WORK TO BE COMPLETED: Every line below is to be copied exactly, with the pictures left out.

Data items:
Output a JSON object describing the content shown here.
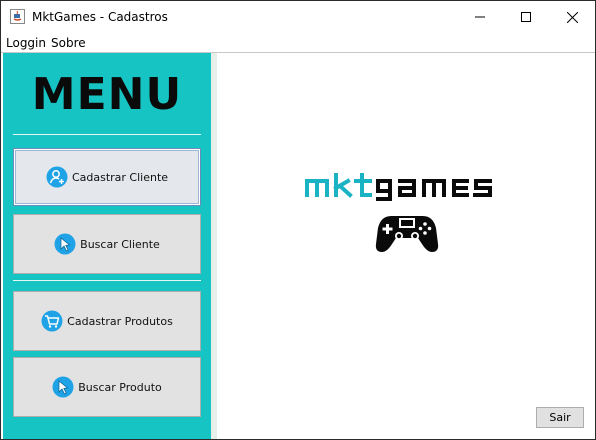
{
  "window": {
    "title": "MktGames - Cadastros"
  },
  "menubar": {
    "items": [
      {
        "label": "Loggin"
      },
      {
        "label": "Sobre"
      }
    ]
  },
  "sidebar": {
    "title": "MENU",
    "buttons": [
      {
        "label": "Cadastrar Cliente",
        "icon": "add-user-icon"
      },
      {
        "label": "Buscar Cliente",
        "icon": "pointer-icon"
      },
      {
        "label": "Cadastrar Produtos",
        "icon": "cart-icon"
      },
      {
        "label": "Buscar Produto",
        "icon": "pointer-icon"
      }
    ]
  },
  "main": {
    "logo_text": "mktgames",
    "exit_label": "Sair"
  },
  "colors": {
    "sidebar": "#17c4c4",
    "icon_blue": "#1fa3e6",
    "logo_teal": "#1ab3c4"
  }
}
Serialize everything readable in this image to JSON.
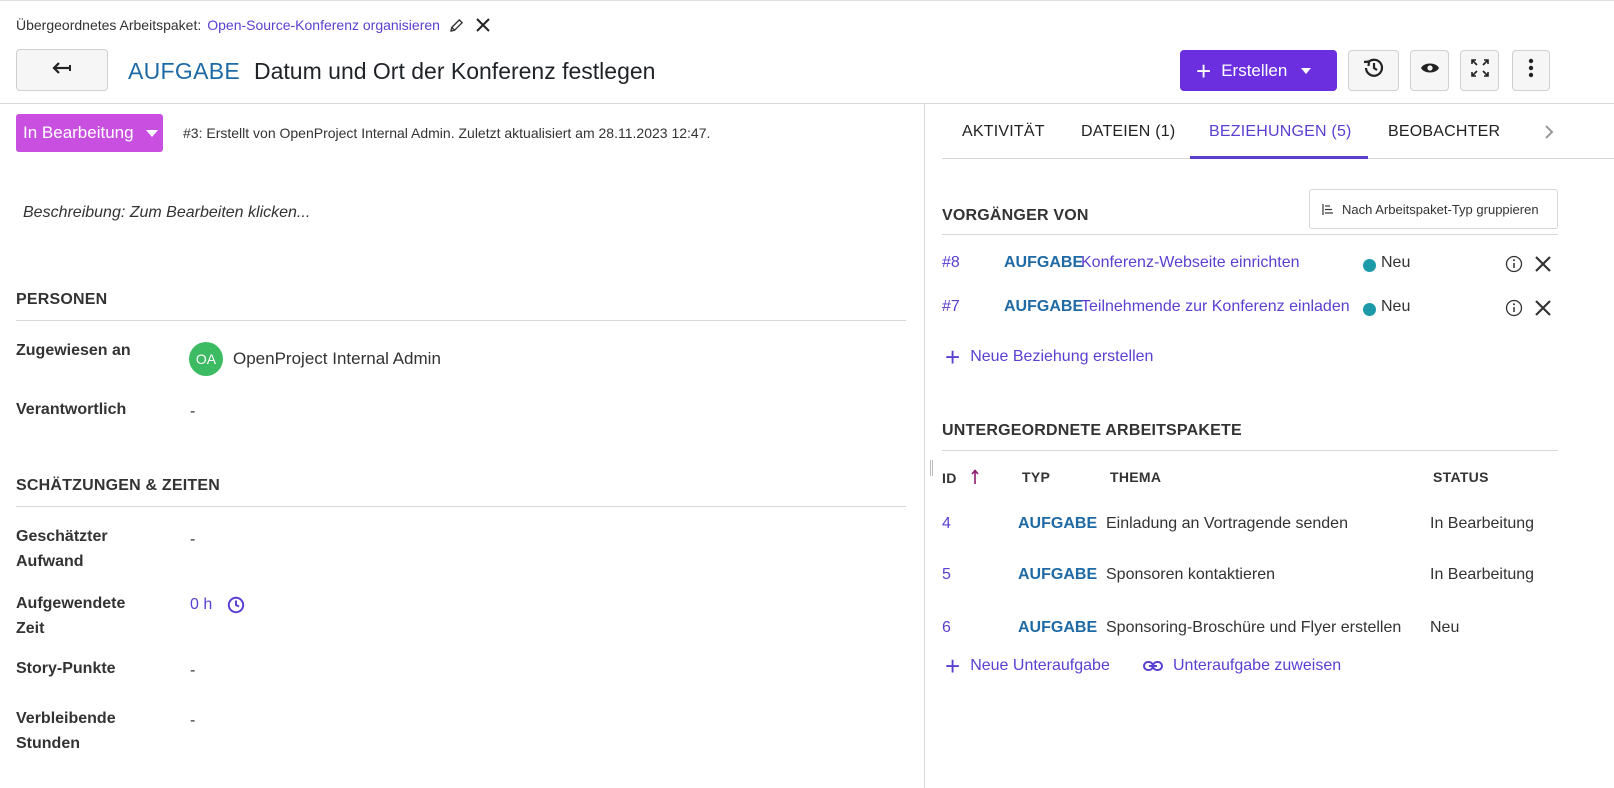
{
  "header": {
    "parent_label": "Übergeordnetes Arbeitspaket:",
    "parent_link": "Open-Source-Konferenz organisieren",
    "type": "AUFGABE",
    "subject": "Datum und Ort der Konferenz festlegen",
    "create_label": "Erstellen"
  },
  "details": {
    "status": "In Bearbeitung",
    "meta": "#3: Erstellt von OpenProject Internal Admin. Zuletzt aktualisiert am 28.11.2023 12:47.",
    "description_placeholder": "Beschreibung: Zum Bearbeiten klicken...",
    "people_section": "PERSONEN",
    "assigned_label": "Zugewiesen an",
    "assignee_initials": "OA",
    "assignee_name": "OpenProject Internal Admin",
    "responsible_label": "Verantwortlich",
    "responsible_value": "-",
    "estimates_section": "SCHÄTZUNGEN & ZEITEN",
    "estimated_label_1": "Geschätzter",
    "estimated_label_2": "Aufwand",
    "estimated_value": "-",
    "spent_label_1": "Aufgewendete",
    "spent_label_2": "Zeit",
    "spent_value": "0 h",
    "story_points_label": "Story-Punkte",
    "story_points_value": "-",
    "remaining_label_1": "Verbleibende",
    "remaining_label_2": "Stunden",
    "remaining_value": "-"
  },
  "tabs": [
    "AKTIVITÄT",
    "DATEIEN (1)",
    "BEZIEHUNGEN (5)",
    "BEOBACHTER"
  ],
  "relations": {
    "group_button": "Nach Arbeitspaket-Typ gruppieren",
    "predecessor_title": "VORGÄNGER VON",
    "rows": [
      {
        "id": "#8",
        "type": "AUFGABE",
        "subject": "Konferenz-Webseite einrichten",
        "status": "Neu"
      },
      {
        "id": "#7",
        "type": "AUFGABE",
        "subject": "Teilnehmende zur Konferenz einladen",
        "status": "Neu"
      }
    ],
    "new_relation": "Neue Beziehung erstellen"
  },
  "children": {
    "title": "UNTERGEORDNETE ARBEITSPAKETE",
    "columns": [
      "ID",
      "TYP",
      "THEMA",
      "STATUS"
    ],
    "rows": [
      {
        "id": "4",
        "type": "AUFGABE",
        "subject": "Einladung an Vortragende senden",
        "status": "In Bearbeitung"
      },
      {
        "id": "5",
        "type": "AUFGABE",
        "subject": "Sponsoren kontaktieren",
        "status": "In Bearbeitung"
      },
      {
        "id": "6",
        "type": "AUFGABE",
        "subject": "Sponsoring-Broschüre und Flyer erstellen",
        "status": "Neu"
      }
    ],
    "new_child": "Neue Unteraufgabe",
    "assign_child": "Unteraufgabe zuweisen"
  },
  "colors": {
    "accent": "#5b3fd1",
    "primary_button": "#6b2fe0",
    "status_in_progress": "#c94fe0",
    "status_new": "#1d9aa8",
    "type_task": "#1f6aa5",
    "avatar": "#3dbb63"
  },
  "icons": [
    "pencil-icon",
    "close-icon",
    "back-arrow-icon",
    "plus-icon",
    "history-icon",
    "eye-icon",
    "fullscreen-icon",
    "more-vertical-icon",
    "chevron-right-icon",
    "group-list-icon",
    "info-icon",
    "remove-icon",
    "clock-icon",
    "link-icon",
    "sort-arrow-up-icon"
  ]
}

THE COMPLETED TASK:
Output a JSON object describing the content shown here.
{
  "window": {
    "title": "MktGames - Cadastros"
  },
  "menubar": {
    "items": [
      {
        "label": "Loggin"
      },
      {
        "label": "Sobre"
      }
    ]
  },
  "sidebar": {
    "title": "MENU",
    "buttons": [
      {
        "label": "Cadastrar Cliente",
        "icon": "add-user-icon"
      },
      {
        "label": "Buscar Cliente",
        "icon": "pointer-icon"
      },
      {
        "label": "Cadastrar Produtos",
        "icon": "cart-icon"
      },
      {
        "label": "Buscar Produto",
        "icon": "pointer-icon"
      }
    ]
  },
  "main": {
    "logo_text": "mktgames",
    "exit_label": "Sair"
  },
  "colors": {
    "sidebar": "#17c4c4",
    "icon_blue": "#1fa3e6",
    "logo_teal": "#1ab3c4"
  }
}
Serialize everything readable in this image to JSON.
{
  "header": {
    "parent_label": "Übergeordnetes Arbeitspaket:",
    "parent_link": "Open-Source-Konferenz organisieren",
    "type": "AUFGABE",
    "subject": "Datum und Ort der Konferenz festlegen",
    "create_label": "Erstellen"
  },
  "details": {
    "status": "In Bearbeitung",
    "meta": "#3: Erstellt von OpenProject Internal Admin. Zuletzt aktualisiert am 28.11.2023 12:47.",
    "description_placeholder": "Beschreibung: Zum Bearbeiten klicken...",
    "people_section": "PERSONEN",
    "assigned_label": "Zugewiesen an",
    "assignee_initials": "OA",
    "assignee_name": "OpenProject Internal Admin",
    "responsible_label": "Verantwortlich",
    "responsible_value": "-",
    "estimates_section": "SCHÄTZUNGEN & ZEITEN",
    "estimated_label_1": "Geschätzter",
    "estimated_label_2": "Aufwand",
    "estimated_value": "-",
    "spent_label_1": "Aufgewendete",
    "spent_label_2": "Zeit",
    "spent_value": "0 h",
    "story_points_label": "Story-Punkte",
    "story_points_value": "-",
    "remaining_label_1": "Verbleibende",
    "remaining_label_2": "Stunden",
    "remaining_value": "-"
  },
  "tabs": [
    "AKTIVITÄT",
    "DATEIEN (1)",
    "BEZIEHUNGEN (5)",
    "BEOBACHTER"
  ],
  "relations": {
    "group_button": "Nach Arbeitspaket-Typ gruppieren",
    "predecessor_title": "VORGÄNGER VON",
    "rows": [
      {
        "id": "#8",
        "type": "AUFGABE",
        "subject": "Konferenz-Webseite einrichten",
        "status": "Neu"
      },
      {
        "id": "#7",
        "type": "AUFGABE",
        "subject": "Teilnehmende zur Konferenz einladen",
        "status": "Neu"
      }
    ],
    "new_relation": "Neue Beziehung erstellen"
  },
  "children": {
    "title": "UNTERGEORDNETE ARBEITSPAKETE",
    "columns": [
      "ID",
      "TYP",
      "THEMA",
      "STATUS"
    ],
    "rows": [
      {
        "id": "4",
        "type": "AUFGABE",
        "subject": "Einladung an Vortragende senden",
        "status": "In Bearbeitung"
      },
      {
        "id": "5",
        "type": "AUFGABE",
        "subject": "Sponsoren kontaktieren",
        "status": "In Bearbeitung"
      },
      {
        "id": "6",
        "type": "AUFGABE",
        "subject": "Sponsoring-Broschüre und Flyer erstellen",
        "status": "Neu"
      }
    ],
    "new_child": "Neue Unteraufgabe",
    "assign_child": "Unteraufgabe zuweisen"
  },
  "colors": {
    "accent": "#5b3fd1",
    "primary_button": "#6b2fe0",
    "status_in_progress": "#c94fe0",
    "status_new": "#1d9aa8",
    "type_task": "#1f6aa5",
    "avatar": "#3dbb63"
  },
  "icons": [
    "pencil-icon",
    "close-icon",
    "back-arrow-icon",
    "plus-icon",
    "history-icon",
    "eye-icon",
    "fullscreen-icon",
    "more-vertical-icon",
    "chevron-right-icon",
    "group-list-icon",
    "info-icon",
    "remove-icon",
    "clock-icon",
    "link-icon",
    "sort-arrow-up-icon"
  ]
}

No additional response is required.